Take the material below and write it all out again exactly.

** Begin **

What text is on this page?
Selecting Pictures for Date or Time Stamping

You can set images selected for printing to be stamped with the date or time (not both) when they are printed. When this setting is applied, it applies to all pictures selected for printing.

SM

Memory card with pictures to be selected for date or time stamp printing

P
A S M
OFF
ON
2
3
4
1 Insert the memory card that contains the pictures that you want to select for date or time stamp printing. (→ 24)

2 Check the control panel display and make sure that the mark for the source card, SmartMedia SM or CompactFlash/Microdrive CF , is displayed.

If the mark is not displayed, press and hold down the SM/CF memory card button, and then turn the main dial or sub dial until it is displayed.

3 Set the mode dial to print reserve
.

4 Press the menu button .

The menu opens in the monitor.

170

** End **

* **PROBLEM SOLUTION**:
What text is on this page?
Selecting Pictures for Date or Time Stamping

You can set images selected for printing to be stamped with the date or time (not both) when they are printed. When this setting is applied, it applies to all pictures selected for printing.

SM

Memory card with pictures to be selected for date or time stamp printing

P
A S M
OFF
ON
2
3
4
1 Insert the memory card that contains the pictures that you want to select for date or time stamp printing. (→ 24)

2 Check the control panel display and make sure that the mark for the source card, SmartMedia SM or CompactFlash/Microdrive CF , is displayed.

If the mark is not displayed, press and hold down the SM/CF memory card button, and then turn the main dial or sub dial until it is displayed.

3 Set the mode dial to print reserve
.

4 Press the menu button .

The menu opens in the monitor.

170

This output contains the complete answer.